• Data to use:
☆ ☆ ☆ ☆

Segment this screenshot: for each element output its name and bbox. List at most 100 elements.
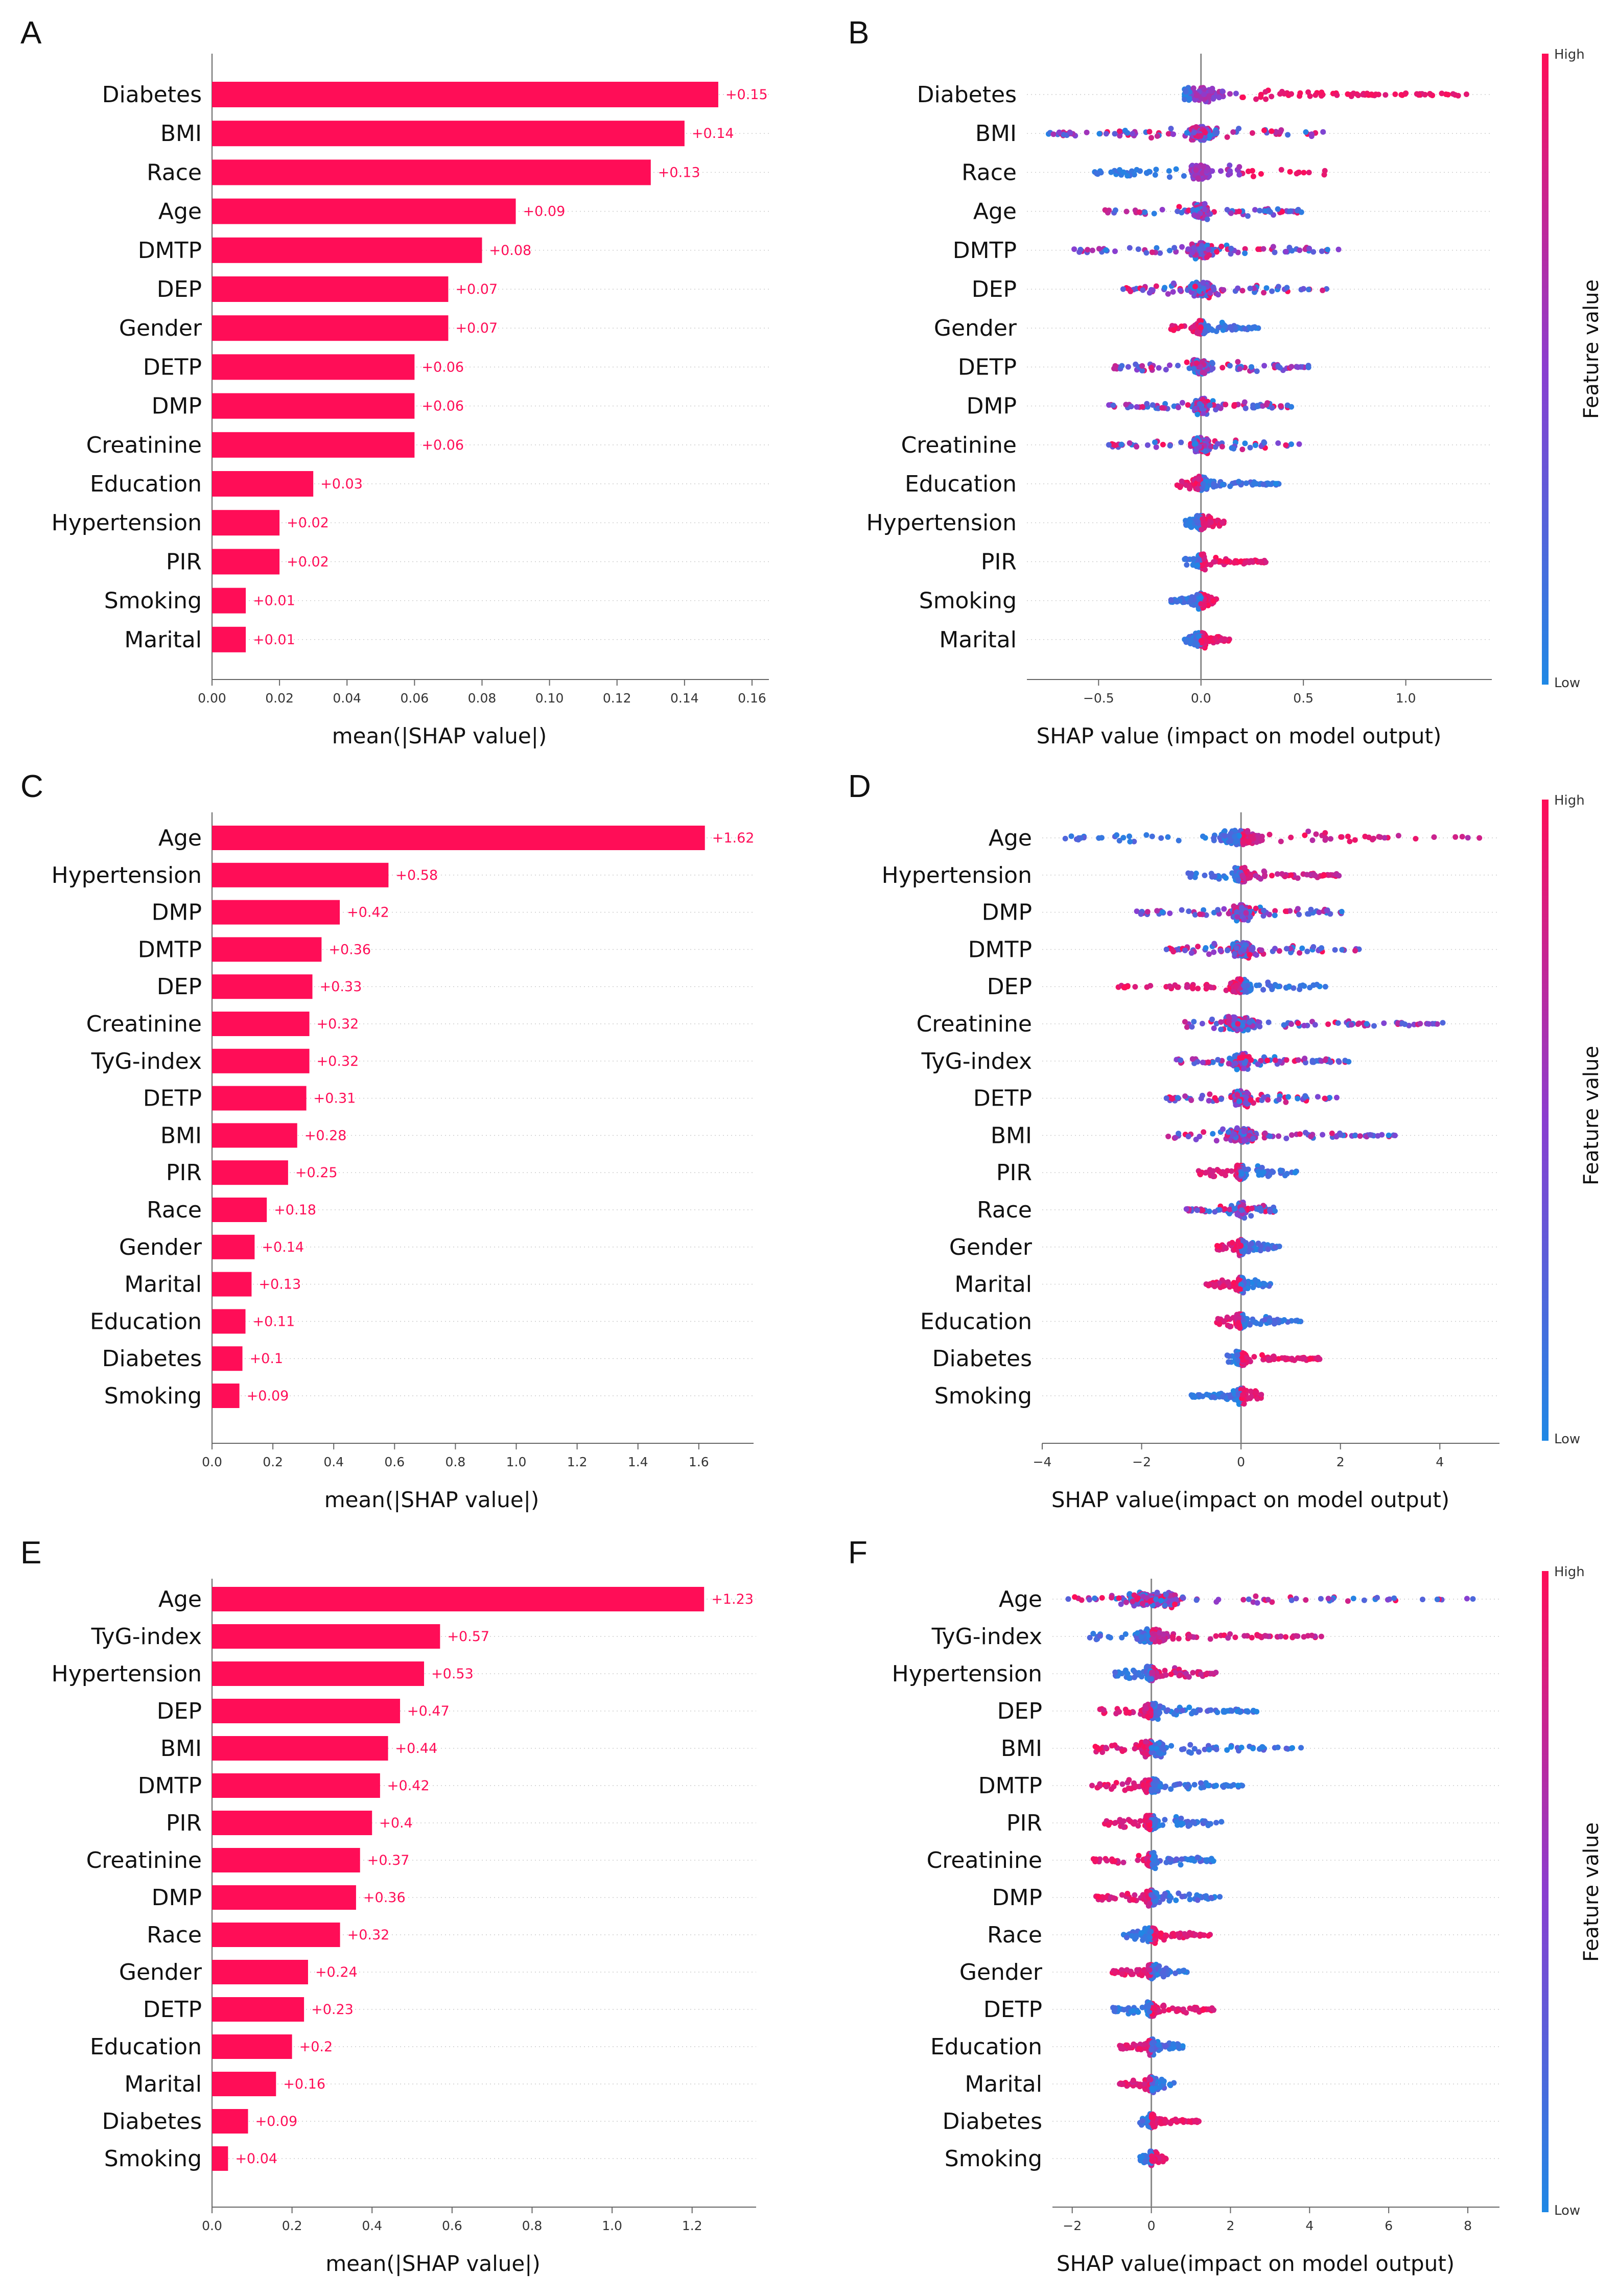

☆ ☆ ☆ ☆

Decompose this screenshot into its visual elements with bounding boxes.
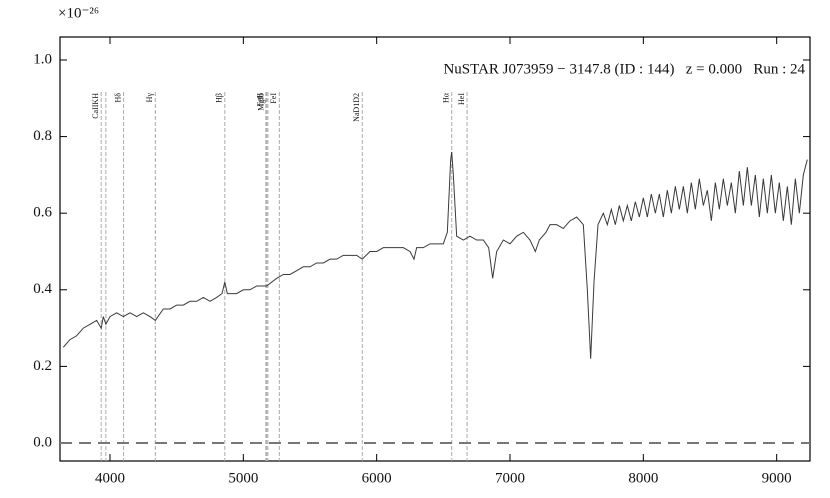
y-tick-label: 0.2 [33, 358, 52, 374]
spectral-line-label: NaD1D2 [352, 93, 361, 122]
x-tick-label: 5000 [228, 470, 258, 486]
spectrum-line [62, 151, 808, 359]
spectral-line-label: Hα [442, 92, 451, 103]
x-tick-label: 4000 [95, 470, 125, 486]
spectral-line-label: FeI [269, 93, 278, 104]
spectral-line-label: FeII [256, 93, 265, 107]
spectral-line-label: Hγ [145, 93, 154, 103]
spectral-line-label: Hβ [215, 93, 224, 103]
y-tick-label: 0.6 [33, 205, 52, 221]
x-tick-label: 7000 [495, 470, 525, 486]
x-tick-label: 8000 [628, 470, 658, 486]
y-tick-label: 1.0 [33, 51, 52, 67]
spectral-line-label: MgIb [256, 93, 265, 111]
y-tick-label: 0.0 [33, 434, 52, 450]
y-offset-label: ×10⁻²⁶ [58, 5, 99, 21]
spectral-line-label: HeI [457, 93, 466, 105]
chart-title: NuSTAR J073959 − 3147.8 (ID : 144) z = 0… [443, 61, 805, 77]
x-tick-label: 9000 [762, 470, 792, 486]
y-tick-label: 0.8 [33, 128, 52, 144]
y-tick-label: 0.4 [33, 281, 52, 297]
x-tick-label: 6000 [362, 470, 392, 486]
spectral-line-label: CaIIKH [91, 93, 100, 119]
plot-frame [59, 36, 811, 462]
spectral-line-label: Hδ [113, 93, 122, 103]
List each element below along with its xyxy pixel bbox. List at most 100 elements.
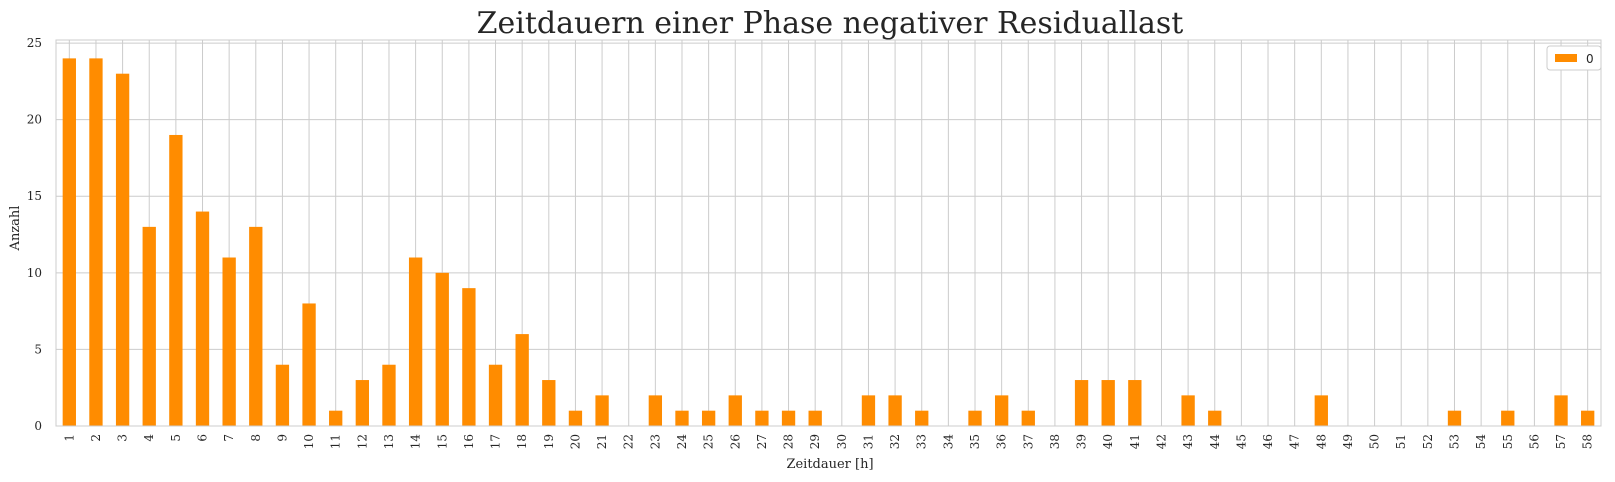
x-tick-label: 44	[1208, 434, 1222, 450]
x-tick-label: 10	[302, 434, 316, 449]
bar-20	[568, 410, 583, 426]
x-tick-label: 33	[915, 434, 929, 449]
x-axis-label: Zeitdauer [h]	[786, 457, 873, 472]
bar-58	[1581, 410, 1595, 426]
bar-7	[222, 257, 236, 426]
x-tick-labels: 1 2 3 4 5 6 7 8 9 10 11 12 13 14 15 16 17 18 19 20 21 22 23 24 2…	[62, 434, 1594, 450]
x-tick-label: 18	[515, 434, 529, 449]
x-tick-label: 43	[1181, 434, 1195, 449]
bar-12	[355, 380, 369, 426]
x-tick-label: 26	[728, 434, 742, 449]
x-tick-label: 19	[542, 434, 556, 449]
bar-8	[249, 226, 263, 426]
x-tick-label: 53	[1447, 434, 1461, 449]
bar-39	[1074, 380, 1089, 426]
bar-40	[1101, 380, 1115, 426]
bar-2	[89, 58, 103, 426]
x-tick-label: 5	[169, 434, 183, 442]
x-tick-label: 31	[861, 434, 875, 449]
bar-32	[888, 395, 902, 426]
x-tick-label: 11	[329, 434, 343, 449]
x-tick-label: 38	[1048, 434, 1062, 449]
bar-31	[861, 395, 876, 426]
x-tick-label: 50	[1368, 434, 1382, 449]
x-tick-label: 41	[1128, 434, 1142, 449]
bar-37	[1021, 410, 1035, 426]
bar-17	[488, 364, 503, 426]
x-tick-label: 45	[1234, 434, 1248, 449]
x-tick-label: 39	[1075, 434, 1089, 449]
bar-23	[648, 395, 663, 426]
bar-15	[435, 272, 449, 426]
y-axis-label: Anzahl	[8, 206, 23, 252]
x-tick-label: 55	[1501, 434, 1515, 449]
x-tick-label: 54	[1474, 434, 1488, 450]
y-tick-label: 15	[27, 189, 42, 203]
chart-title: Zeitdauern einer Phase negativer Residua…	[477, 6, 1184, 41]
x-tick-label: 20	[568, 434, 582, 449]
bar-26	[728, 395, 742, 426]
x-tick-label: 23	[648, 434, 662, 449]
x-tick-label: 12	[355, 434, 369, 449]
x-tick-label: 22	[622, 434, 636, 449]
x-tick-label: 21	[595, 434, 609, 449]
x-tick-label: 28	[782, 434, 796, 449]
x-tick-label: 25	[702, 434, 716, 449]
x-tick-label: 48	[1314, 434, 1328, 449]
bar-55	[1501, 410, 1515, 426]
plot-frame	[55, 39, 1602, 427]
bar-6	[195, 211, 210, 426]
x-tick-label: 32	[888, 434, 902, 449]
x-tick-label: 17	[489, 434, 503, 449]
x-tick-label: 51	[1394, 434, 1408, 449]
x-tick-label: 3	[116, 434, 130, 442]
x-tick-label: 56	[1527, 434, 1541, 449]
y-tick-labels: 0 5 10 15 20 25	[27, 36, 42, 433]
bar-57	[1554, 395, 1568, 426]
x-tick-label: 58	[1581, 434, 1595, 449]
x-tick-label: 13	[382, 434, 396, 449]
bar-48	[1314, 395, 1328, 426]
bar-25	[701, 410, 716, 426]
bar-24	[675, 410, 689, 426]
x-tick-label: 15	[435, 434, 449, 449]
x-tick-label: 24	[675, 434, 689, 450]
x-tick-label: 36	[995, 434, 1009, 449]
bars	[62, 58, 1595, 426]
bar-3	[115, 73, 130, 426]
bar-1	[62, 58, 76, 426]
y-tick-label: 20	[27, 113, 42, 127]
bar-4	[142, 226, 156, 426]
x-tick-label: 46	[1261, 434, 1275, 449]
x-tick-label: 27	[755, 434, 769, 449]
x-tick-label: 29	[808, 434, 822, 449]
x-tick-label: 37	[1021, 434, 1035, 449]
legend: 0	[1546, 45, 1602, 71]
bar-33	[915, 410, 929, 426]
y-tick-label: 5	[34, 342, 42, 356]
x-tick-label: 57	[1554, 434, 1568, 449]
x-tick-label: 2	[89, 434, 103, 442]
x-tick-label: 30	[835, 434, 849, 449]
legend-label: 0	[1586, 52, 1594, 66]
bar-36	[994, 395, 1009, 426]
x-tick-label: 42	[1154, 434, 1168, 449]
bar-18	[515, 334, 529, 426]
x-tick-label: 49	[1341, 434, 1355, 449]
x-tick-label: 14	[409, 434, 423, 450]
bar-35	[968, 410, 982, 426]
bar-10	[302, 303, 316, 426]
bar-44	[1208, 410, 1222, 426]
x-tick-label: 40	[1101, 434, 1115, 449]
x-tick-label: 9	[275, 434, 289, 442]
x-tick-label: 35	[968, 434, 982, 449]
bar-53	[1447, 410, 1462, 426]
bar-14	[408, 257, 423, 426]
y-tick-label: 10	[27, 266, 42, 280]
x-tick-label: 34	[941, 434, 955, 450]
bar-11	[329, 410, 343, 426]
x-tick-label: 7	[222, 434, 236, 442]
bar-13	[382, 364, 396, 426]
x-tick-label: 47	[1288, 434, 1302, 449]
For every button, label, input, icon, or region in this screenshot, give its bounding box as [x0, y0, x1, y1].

☆ ☆ ☆ ☆

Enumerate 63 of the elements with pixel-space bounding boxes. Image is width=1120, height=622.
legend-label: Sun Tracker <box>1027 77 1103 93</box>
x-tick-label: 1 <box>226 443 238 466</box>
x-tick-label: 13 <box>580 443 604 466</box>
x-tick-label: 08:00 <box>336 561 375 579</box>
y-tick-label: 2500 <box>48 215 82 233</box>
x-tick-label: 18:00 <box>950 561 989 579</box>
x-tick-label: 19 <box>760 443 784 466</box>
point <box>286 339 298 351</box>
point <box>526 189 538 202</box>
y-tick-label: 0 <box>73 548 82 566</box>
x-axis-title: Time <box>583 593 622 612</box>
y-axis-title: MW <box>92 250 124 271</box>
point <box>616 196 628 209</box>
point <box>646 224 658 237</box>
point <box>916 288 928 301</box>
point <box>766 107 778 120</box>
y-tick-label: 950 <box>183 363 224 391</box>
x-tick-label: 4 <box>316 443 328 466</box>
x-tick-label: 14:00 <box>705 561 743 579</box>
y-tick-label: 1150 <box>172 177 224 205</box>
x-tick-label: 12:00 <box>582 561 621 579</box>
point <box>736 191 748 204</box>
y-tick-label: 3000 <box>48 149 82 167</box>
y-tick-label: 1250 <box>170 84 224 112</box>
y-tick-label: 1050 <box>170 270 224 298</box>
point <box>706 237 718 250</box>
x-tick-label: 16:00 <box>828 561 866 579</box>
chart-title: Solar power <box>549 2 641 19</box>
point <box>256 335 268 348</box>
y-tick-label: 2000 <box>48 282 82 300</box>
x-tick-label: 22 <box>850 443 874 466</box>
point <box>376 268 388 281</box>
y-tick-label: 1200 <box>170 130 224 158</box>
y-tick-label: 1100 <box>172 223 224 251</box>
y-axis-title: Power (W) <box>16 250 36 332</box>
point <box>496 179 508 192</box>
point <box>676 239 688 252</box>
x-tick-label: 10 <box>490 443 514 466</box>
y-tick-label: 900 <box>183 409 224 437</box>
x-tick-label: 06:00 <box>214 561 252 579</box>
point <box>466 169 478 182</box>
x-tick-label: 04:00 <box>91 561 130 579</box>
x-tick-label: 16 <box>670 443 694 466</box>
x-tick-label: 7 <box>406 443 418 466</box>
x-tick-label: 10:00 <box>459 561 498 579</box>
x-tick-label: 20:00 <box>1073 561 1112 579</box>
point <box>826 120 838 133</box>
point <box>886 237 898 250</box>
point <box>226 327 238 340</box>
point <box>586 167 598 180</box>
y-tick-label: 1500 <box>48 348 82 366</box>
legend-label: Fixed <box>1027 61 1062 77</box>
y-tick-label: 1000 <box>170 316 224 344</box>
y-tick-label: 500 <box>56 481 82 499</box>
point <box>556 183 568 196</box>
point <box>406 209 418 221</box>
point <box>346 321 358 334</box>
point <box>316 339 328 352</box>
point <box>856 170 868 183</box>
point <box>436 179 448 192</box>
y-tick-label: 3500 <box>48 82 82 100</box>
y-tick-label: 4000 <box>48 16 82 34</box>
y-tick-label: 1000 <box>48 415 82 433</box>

☆ ☆ ☆ ☆

• Task instructions: Find every line above that contains the string "legend" and copy each one in full.

• Solution below:
legend: 0	[1546, 45, 1602, 71]
legend-label: 0	[1586, 52, 1594, 66]
legend-label: Sun Tracker <box>1027 77 1103 93</box>
legend-label: Fixed <box>1027 61 1062 77</box>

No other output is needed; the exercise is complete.